* **Written request**:
Say how many lines contain the word "والمثبت". Only the number should be given.

* **Stored data**:

• • • • • • •

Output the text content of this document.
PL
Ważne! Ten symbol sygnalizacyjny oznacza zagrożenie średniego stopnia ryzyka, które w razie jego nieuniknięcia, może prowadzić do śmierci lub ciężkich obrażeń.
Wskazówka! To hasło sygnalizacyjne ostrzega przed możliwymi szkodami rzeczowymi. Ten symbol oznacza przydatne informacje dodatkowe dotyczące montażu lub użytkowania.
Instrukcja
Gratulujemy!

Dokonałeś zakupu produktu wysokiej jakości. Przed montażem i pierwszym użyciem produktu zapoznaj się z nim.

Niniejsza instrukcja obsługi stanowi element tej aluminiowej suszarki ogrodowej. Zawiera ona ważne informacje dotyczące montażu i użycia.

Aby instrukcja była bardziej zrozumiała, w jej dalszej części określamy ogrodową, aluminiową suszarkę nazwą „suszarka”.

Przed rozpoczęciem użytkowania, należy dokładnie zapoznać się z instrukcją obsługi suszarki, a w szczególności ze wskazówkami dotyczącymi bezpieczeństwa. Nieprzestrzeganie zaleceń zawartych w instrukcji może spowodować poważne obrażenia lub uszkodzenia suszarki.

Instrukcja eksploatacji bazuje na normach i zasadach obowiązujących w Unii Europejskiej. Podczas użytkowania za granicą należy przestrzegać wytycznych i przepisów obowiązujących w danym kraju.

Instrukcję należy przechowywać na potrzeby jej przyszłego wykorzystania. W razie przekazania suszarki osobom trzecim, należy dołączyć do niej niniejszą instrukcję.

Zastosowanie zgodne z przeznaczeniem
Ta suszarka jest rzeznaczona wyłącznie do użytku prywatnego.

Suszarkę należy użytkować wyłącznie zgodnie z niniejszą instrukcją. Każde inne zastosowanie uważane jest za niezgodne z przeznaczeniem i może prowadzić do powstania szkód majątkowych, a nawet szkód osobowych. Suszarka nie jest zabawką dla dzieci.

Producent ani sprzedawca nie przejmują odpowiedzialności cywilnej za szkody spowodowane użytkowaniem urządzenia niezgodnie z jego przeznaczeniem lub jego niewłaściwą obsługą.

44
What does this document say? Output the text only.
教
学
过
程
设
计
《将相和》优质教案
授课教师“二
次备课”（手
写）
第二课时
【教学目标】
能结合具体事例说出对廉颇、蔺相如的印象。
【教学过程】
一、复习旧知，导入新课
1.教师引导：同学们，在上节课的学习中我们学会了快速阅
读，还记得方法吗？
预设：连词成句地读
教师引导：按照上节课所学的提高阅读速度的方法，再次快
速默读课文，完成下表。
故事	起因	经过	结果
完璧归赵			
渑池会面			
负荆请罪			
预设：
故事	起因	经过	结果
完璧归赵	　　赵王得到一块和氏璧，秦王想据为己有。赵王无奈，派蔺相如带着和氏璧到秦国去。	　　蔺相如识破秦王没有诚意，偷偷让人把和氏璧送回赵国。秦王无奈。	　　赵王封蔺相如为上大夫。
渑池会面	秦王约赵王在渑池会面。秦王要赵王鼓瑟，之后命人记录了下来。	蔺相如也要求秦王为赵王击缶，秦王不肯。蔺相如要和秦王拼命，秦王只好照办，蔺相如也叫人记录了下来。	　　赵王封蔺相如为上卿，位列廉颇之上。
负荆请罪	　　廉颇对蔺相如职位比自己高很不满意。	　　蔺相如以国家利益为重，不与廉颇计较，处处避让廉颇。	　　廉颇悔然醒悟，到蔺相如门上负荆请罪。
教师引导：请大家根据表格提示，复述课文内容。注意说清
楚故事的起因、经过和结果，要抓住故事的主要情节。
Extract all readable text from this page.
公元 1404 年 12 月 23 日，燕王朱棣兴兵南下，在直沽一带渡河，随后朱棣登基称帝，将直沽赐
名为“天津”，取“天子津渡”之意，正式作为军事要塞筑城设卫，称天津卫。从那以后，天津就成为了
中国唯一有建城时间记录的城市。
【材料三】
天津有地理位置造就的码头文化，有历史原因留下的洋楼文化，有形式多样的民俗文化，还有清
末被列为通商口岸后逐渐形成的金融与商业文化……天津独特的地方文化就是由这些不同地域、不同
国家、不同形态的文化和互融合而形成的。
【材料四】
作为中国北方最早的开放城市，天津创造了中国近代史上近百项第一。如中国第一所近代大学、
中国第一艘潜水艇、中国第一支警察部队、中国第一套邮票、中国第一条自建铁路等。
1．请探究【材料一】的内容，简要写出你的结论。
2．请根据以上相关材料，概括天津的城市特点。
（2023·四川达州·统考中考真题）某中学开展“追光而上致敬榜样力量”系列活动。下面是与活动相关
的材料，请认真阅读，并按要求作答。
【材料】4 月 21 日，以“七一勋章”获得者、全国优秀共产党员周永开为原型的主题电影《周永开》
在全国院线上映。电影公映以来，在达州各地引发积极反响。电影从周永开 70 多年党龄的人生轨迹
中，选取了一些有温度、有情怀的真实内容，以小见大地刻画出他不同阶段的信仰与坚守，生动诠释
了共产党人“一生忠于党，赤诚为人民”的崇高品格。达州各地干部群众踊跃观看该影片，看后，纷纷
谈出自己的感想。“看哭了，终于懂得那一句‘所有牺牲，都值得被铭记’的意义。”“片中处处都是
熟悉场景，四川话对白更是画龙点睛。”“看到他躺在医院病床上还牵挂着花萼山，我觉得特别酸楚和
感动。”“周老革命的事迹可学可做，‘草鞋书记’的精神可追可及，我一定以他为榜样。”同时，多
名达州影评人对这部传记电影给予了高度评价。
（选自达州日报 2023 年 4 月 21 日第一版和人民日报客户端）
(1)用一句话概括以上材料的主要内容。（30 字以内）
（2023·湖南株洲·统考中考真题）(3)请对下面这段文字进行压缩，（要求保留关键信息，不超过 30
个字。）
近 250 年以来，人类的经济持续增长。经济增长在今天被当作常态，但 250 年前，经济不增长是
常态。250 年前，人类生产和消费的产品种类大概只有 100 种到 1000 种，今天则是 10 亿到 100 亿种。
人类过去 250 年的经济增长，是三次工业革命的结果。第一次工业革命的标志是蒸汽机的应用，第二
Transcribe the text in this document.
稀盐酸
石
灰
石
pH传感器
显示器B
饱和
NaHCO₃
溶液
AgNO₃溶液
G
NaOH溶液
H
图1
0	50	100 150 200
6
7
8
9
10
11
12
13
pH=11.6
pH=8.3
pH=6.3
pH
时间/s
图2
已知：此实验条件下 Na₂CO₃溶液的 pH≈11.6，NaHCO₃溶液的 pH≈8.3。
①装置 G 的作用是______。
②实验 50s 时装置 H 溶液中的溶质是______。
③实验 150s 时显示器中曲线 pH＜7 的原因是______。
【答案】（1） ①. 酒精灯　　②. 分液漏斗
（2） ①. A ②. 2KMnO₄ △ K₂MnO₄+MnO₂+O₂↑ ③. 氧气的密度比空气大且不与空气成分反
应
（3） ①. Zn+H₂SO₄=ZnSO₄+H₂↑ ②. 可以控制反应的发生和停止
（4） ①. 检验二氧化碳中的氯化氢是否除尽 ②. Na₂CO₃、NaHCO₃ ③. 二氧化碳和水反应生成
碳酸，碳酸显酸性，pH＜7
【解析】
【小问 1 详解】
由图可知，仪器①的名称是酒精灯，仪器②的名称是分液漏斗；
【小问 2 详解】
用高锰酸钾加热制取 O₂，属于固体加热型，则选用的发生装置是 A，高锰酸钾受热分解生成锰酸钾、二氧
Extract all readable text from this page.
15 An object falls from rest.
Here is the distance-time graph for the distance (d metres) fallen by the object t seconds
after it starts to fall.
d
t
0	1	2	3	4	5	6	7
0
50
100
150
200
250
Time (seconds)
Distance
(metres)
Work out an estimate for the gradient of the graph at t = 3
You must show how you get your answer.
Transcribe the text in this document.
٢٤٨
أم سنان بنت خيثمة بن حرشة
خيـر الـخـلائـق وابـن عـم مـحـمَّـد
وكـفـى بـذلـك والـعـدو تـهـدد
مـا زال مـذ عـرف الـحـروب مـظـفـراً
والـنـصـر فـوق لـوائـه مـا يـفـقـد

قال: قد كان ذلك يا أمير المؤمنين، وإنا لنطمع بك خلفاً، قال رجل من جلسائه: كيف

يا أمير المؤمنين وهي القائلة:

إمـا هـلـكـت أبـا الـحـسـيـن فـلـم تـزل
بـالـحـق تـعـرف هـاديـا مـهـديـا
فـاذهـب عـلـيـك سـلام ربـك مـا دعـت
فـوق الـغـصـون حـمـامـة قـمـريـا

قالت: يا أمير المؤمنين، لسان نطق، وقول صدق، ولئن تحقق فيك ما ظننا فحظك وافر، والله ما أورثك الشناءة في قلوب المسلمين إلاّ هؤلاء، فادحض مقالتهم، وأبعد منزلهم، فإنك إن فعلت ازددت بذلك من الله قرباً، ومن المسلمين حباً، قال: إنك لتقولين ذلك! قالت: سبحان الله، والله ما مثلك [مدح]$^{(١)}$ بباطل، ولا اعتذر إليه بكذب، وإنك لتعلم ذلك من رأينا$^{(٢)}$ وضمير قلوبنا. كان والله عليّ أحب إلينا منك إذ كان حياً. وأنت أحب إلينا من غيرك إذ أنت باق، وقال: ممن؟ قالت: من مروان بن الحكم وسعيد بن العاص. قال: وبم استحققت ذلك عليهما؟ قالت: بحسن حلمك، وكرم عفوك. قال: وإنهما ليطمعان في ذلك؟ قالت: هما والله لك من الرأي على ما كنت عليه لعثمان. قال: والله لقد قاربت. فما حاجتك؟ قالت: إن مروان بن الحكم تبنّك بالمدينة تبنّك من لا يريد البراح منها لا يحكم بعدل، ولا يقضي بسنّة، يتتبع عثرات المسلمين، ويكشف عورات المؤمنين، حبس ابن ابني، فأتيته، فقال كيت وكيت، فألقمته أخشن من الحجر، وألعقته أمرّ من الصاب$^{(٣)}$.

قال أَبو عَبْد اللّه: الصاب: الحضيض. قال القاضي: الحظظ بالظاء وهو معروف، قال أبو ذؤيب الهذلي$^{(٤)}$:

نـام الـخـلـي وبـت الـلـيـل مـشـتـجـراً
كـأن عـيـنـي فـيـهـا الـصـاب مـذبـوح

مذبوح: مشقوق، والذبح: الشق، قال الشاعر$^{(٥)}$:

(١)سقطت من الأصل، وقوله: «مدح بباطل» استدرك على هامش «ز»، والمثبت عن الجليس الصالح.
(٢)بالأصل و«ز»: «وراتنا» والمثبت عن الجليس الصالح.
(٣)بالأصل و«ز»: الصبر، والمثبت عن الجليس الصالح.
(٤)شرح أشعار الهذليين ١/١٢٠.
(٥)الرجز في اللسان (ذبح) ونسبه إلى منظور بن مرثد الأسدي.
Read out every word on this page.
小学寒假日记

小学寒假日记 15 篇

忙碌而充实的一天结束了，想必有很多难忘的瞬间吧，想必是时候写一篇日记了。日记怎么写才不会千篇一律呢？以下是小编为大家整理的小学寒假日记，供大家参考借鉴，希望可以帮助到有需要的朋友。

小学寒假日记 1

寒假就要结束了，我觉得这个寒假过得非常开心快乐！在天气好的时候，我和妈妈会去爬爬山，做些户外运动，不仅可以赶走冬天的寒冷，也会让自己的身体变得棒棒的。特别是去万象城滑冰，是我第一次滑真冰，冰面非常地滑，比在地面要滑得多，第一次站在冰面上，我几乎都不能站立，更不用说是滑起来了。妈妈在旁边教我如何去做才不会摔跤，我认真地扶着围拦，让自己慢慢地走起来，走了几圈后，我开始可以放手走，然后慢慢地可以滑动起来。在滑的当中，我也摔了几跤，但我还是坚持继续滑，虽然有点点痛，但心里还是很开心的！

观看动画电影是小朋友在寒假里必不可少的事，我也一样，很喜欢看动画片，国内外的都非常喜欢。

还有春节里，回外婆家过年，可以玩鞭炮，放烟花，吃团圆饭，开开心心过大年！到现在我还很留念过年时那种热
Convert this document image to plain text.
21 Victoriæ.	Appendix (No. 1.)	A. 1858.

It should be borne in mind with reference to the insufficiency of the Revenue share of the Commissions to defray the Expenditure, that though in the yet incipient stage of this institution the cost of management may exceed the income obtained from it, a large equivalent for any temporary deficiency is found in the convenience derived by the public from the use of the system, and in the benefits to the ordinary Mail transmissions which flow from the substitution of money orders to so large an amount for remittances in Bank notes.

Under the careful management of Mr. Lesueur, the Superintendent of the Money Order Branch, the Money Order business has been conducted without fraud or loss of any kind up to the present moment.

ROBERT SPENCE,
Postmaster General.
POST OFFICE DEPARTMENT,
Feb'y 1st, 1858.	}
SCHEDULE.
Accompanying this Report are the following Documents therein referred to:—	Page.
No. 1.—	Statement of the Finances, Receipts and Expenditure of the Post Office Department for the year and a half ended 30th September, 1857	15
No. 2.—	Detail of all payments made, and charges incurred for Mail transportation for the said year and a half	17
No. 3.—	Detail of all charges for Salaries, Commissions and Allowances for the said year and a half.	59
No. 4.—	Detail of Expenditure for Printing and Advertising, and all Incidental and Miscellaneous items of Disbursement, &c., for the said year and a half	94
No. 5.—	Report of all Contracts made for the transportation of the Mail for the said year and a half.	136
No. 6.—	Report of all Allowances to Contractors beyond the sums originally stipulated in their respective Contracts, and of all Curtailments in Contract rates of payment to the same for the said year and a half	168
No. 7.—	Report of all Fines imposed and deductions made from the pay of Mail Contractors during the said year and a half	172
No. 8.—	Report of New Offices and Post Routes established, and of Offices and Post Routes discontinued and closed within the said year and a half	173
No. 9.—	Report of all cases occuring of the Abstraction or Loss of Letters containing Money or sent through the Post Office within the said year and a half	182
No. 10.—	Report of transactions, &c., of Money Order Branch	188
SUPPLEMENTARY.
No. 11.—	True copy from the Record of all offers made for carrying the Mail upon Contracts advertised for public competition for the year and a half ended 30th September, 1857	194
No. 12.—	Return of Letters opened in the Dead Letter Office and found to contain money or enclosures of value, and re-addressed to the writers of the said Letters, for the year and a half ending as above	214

• • • • • • •

* **Response**:
3